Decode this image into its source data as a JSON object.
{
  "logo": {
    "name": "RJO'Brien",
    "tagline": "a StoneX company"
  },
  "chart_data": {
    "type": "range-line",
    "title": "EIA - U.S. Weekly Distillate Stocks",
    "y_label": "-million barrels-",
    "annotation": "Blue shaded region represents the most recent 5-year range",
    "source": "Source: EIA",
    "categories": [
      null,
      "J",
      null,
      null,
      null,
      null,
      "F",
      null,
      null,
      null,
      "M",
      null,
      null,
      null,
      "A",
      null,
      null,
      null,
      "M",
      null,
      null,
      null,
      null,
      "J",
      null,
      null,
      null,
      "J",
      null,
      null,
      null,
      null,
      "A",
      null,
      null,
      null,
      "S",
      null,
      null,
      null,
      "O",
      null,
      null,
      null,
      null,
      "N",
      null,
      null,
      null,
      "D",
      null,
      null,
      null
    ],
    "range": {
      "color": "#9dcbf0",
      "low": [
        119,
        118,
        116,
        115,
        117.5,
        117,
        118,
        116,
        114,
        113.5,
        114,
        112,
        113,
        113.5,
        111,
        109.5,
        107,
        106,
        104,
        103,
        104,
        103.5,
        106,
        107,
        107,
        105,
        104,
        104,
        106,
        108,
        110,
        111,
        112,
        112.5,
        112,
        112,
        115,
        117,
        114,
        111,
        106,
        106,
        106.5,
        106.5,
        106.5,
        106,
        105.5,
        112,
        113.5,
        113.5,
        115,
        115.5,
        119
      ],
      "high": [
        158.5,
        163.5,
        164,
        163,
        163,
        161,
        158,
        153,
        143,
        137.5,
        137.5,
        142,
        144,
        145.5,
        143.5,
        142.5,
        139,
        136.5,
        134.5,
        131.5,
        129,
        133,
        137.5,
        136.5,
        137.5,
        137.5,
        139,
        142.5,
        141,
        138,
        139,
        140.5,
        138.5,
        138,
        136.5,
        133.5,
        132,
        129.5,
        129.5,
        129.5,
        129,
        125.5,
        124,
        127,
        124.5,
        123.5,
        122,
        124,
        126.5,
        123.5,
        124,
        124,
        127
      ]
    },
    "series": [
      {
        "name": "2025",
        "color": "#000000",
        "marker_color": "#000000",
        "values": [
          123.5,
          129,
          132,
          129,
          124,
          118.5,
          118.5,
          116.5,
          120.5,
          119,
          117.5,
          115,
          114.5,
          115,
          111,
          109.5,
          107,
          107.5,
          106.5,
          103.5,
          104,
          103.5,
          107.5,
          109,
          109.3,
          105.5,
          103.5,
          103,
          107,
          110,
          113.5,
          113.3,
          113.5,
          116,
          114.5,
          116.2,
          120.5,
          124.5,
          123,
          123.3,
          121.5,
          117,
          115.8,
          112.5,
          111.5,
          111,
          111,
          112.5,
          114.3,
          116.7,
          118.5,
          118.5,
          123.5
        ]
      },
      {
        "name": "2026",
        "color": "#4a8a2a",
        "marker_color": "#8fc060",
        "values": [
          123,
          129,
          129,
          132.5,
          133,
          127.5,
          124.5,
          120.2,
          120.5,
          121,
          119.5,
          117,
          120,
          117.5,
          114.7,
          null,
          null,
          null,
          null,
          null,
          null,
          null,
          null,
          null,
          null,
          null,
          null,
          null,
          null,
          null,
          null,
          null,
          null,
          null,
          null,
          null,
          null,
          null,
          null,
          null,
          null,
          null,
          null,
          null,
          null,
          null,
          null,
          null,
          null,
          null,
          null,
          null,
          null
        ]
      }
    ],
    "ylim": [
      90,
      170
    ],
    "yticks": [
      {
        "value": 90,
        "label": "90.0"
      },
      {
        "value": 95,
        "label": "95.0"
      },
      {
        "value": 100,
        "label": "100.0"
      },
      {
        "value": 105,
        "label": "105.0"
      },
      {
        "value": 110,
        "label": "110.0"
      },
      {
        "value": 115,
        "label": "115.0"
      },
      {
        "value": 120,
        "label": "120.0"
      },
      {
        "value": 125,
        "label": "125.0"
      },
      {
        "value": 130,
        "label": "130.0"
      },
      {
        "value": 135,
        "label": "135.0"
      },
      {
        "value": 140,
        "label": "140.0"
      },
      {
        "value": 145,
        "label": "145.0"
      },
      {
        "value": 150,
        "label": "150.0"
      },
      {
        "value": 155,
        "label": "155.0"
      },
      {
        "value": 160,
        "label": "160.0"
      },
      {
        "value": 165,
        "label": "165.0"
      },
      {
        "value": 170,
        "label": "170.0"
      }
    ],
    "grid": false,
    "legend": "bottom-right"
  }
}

Work to complete – Copy out each line in the preceding records that contains "range".

Exercise result –
    "type": "range-line",
    "annotation": "Blue shaded region represents the most recent 5-year range",
    "range": {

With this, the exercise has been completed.